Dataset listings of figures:

• • • •

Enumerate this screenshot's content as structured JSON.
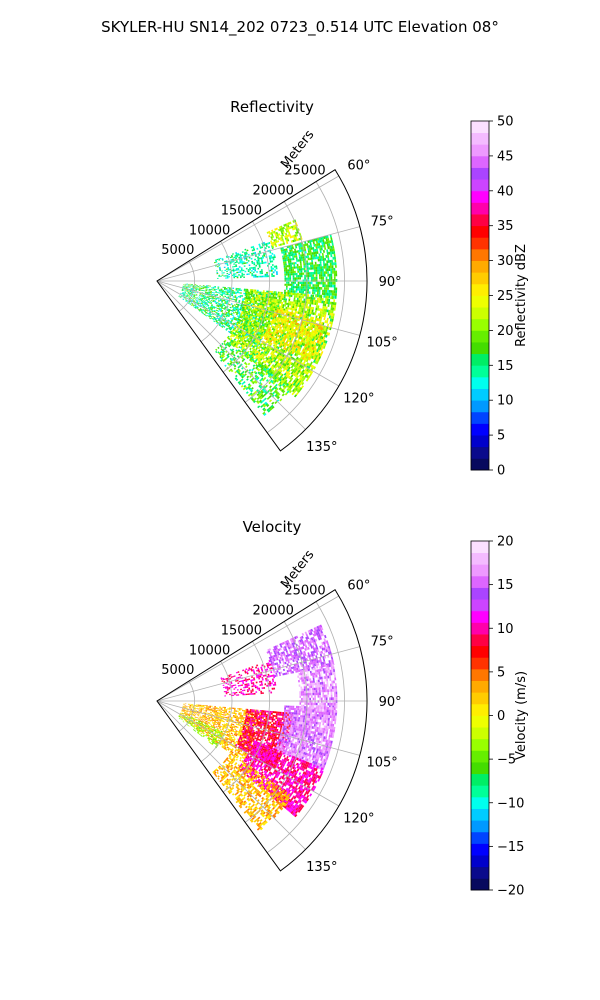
{
  "figure": {
    "suptitle": "SKYLER-HU  SN14_202  0723_0.514 UTC Elevation 08°"
  },
  "chart_data": [
    {
      "type": "heatmap",
      "projection": "polar-sector",
      "title": "Reflectivity",
      "radial_axis_label": "Meters",
      "range_ticks": [
        "5000",
        "10000",
        "15000",
        "20000",
        "25000"
      ],
      "range_lim": [
        0,
        28000
      ],
      "azimuth_ticks": [
        "60°",
        "75°",
        "90°",
        "105°",
        "120°",
        "135°"
      ],
      "azimuth_range_deg": [
        58,
        144
      ],
      "grid": true,
      "field": "reflectivity",
      "colorbar": {
        "label": "Reflectivity dBZ",
        "ticks": [
          "0",
          "5",
          "10",
          "15",
          "20",
          "25",
          "30",
          "35",
          "40",
          "45",
          "50"
        ],
        "vmin": 0,
        "vmax": 50,
        "colors": [
          "#07095e",
          "#0a0a8c",
          "#0000cc",
          "#0000ff",
          "#0044ff",
          "#0099ff",
          "#00ccff",
          "#00ffee",
          "#00ff99",
          "#00ee66",
          "#44dd00",
          "#66ee00",
          "#99ff00",
          "#ccff00",
          "#eeff00",
          "#ffee00",
          "#ffcc00",
          "#ffaa00",
          "#ff7700",
          "#ff3300",
          "#ff0000",
          "#ff0044",
          "#ff00aa",
          "#ff00ff",
          "#cc44ff",
          "#aa44ff",
          "#dd66ff",
          "#ee99ff",
          "#f4bbff",
          "#fbe0ff"
        ]
      },
      "echo_regions": [
        {
          "az_min": 70,
          "az_max": 88,
          "r_min": 8000,
          "r_max": 16000,
          "dbz_min": 11,
          "dbz_max": 17,
          "density": 0.4
        },
        {
          "az_min": 66,
          "az_max": 74,
          "r_min": 16000,
          "r_max": 20000,
          "dbz_min": 18,
          "dbz_max": 27,
          "density": 0.55
        },
        {
          "az_min": 75,
          "az_max": 95,
          "r_min": 17000,
          "r_max": 24000,
          "dbz_min": 13,
          "dbz_max": 20,
          "density": 0.75
        },
        {
          "az_min": 95,
          "az_max": 125,
          "r_min": 3500,
          "r_max": 16000,
          "dbz_min": 11,
          "dbz_max": 20,
          "density": 0.55
        },
        {
          "az_min": 95,
          "az_max": 130,
          "r_min": 12000,
          "r_max": 24000,
          "dbz_min": 16,
          "dbz_max": 26,
          "density": 0.78
        },
        {
          "az_min": 103,
          "az_max": 118,
          "r_min": 16000,
          "r_max": 23000,
          "dbz_min": 22,
          "dbz_max": 29,
          "density": 0.55
        },
        {
          "az_min": 128,
          "az_max": 141,
          "r_min": 12000,
          "r_max": 23000,
          "dbz_min": 13,
          "dbz_max": 22,
          "density": 0.45
        }
      ]
    },
    {
      "type": "heatmap",
      "projection": "polar-sector",
      "title": "Velocity",
      "radial_axis_label": "Meters",
      "range_ticks": [
        "5000",
        "10000",
        "15000",
        "20000",
        "25000"
      ],
      "range_lim": [
        0,
        28000
      ],
      "azimuth_ticks": [
        "60°",
        "75°",
        "90°",
        "105°",
        "120°",
        "135°"
      ],
      "azimuth_range_deg": [
        58,
        144
      ],
      "grid": true,
      "field": "velocity",
      "colorbar": {
        "label": "Velocity (m/s)",
        "ticks": [
          "−20",
          "−15",
          "−10",
          "−5",
          "0",
          "5",
          "10",
          "15",
          "20"
        ],
        "vmin": -20,
        "vmax": 20,
        "colors": [
          "#07095e",
          "#0a0a8c",
          "#0000cc",
          "#0000ff",
          "#0044ff",
          "#0099ff",
          "#00ccff",
          "#00ffee",
          "#00ff99",
          "#00ee66",
          "#44dd00",
          "#66ee00",
          "#99ff00",
          "#ccff00",
          "#eeff00",
          "#ffee00",
          "#ffcc00",
          "#ffaa00",
          "#ff7700",
          "#ff3300",
          "#ff0000",
          "#ff0044",
          "#ff00aa",
          "#ff00ff",
          "#cc44ff",
          "#aa44ff",
          "#dd66ff",
          "#ee99ff",
          "#f4bbff",
          "#fbe0ff"
        ]
      },
      "echo_regions": [
        {
          "az_min": 70,
          "az_max": 86,
          "r_min": 9000,
          "r_max": 16000,
          "vel_min": 8,
          "vel_max": 12,
          "density": 0.4
        },
        {
          "az_min": 65,
          "az_max": 78,
          "r_min": 16000,
          "r_max": 24000,
          "vel_min": 13,
          "vel_max": 17,
          "density": 0.65
        },
        {
          "az_min": 78,
          "az_max": 94,
          "r_min": 19000,
          "r_max": 24000,
          "vel_min": 14,
          "vel_max": 19,
          "density": 0.8
        },
        {
          "az_min": 95,
          "az_max": 125,
          "r_min": 3500,
          "r_max": 14000,
          "vel_min": 0,
          "vel_max": 5,
          "density": 0.6
        },
        {
          "az_min": 95,
          "az_max": 120,
          "r_min": 12000,
          "r_max": 18000,
          "vel_min": 6,
          "vel_max": 11,
          "density": 0.8
        },
        {
          "az_min": 92,
          "az_max": 112,
          "r_min": 17000,
          "r_max": 24000,
          "vel_min": 14,
          "vel_max": 18,
          "density": 0.85
        },
        {
          "az_min": 112,
          "az_max": 130,
          "r_min": 14000,
          "r_max": 24000,
          "vel_min": 8,
          "vel_max": 12,
          "density": 0.75
        },
        {
          "az_min": 125,
          "az_max": 142,
          "r_min": 12000,
          "r_max": 22000,
          "vel_min": 0,
          "vel_max": 5,
          "density": 0.55
        },
        {
          "az_min": 115,
          "az_max": 128,
          "r_min": 3500,
          "r_max": 10000,
          "vel_min": -5,
          "vel_max": -2,
          "density": 0.4
        }
      ]
    }
  ]
}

• • • •

> What you should do
Copy out the data above exactly, except the pictures.

> Solution for this problem
Enumerate this screenshot's content as structured JSON.
{
  "figure": {
    "suptitle": "SKYLER-HU  SN14_202  0723_0.514 UTC Elevation 08°"
  },
  "chart_data": [
    {
      "type": "heatmap",
      "projection": "polar-sector",
      "title": "Reflectivity",
      "radial_axis_label": "Meters",
      "range_ticks": [
        "5000",
        "10000",
        "15000",
        "20000",
        "25000"
      ],
      "range_lim": [
        0,
        28000
      ],
      "azimuth_ticks": [
        "60°",
        "75°",
        "90°",
        "105°",
        "120°",
        "135°"
      ],
      "azimuth_range_deg": [
        58,
        144
      ],
      "grid": true,
      "field": "reflectivity",
      "colorbar": {
        "label": "Reflectivity dBZ",
        "ticks": [
          "0",
          "5",
          "10",
          "15",
          "20",
          "25",
          "30",
          "35",
          "40",
          "45",
          "50"
        ],
        "vmin": 0,
        "vmax": 50,
        "colors": [
          "#07095e",
          "#0a0a8c",
          "#0000cc",
          "#0000ff",
          "#0044ff",
          "#0099ff",
          "#00ccff",
          "#00ffee",
          "#00ff99",
          "#00ee66",
          "#44dd00",
          "#66ee00",
          "#99ff00",
          "#ccff00",
          "#eeff00",
          "#ffee00",
          "#ffcc00",
          "#ffaa00",
          "#ff7700",
          "#ff3300",
          "#ff0000",
          "#ff0044",
          "#ff00aa",
          "#ff00ff",
          "#cc44ff",
          "#aa44ff",
          "#dd66ff",
          "#ee99ff",
          "#f4bbff",
          "#fbe0ff"
        ]
      },
      "echo_regions": [
        {
          "az_min": 70,
          "az_max": 88,
          "r_min": 8000,
          "r_max": 16000,
          "dbz_min": 11,
          "dbz_max": 17,
          "density": 0.4
        },
        {
          "az_min": 66,
          "az_max": 74,
          "r_min": 16000,
          "r_max": 20000,
          "dbz_min": 18,
          "dbz_max": 27,
          "density": 0.55
        },
        {
          "az_min": 75,
          "az_max": 95,
          "r_min": 17000,
          "r_max": 24000,
          "dbz_min": 13,
          "dbz_max": 20,
          "density": 0.75
        },
        {
          "az_min": 95,
          "az_max": 125,
          "r_min": 3500,
          "r_max": 16000,
          "dbz_min": 11,
          "dbz_max": 20,
          "density": 0.55
        },
        {
          "az_min": 95,
          "az_max": 130,
          "r_min": 12000,
          "r_max": 24000,
          "dbz_min": 16,
          "dbz_max": 26,
          "density": 0.78
        },
        {
          "az_min": 103,
          "az_max": 118,
          "r_min": 16000,
          "r_max": 23000,
          "dbz_min": 22,
          "dbz_max": 29,
          "density": 0.55
        },
        {
          "az_min": 128,
          "az_max": 141,
          "r_min": 12000,
          "r_max": 23000,
          "dbz_min": 13,
          "dbz_max": 22,
          "density": 0.45
        }
      ]
    },
    {
      "type": "heatmap",
      "projection": "polar-sector",
      "title": "Velocity",
      "radial_axis_label": "Meters",
      "range_ticks": [
        "5000",
        "10000",
        "15000",
        "20000",
        "25000"
      ],
      "range_lim": [
        0,
        28000
      ],
      "azimuth_ticks": [
        "60°",
        "75°",
        "90°",
        "105°",
        "120°",
        "135°"
      ],
      "azimuth_range_deg": [
        58,
        144
      ],
      "grid": true,
      "field": "velocity",
      "colorbar": {
        "label": "Velocity (m/s)",
        "ticks": [
          "−20",
          "−15",
          "−10",
          "−5",
          "0",
          "5",
          "10",
          "15",
          "20"
        ],
        "vmin": -20,
        "vmax": 20,
        "colors": [
          "#07095e",
          "#0a0a8c",
          "#0000cc",
          "#0000ff",
          "#0044ff",
          "#0099ff",
          "#00ccff",
          "#00ffee",
          "#00ff99",
          "#00ee66",
          "#44dd00",
          "#66ee00",
          "#99ff00",
          "#ccff00",
          "#eeff00",
          "#ffee00",
          "#ffcc00",
          "#ffaa00",
          "#ff7700",
          "#ff3300",
          "#ff0000",
          "#ff0044",
          "#ff00aa",
          "#ff00ff",
          "#cc44ff",
          "#aa44ff",
          "#dd66ff",
          "#ee99ff",
          "#f4bbff",
          "#fbe0ff"
        ]
      },
      "echo_regions": [
        {
          "az_min": 70,
          "az_max": 86,
          "r_min": 9000,
          "r_max": 16000,
          "vel_min": 8,
          "vel_max": 12,
          "density": 0.4
        },
        {
          "az_min": 65,
          "az_max": 78,
          "r_min": 16000,
          "r_max": 24000,
          "vel_min": 13,
          "vel_max": 17,
          "density": 0.65
        },
        {
          "az_min": 78,
          "az_max": 94,
          "r_min": 19000,
          "r_max": 24000,
          "vel_min": 14,
          "vel_max": 19,
          "density": 0.8
        },
        {
          "az_min": 95,
          "az_max": 125,
          "r_min": 3500,
          "r_max": 14000,
          "vel_min": 0,
          "vel_max": 5,
          "density": 0.6
        },
        {
          "az_min": 95,
          "az_max": 120,
          "r_min": 12000,
          "r_max": 18000,
          "vel_min": 6,
          "vel_max": 11,
          "density": 0.8
        },
        {
          "az_min": 92,
          "az_max": 112,
          "r_min": 17000,
          "r_max": 24000,
          "vel_min": 14,
          "vel_max": 18,
          "density": 0.85
        },
        {
          "az_min": 112,
          "az_max": 130,
          "r_min": 14000,
          "r_max": 24000,
          "vel_min": 8,
          "vel_max": 12,
          "density": 0.75
        },
        {
          "az_min": 125,
          "az_max": 142,
          "r_min": 12000,
          "r_max": 22000,
          "vel_min": 0,
          "vel_max": 5,
          "density": 0.55
        },
        {
          "az_min": 115,
          "az_max": 128,
          "r_min": 3500,
          "r_max": 10000,
          "vel_min": -5,
          "vel_max": -2,
          "density": 0.4
        }
      ]
    }
  ]
}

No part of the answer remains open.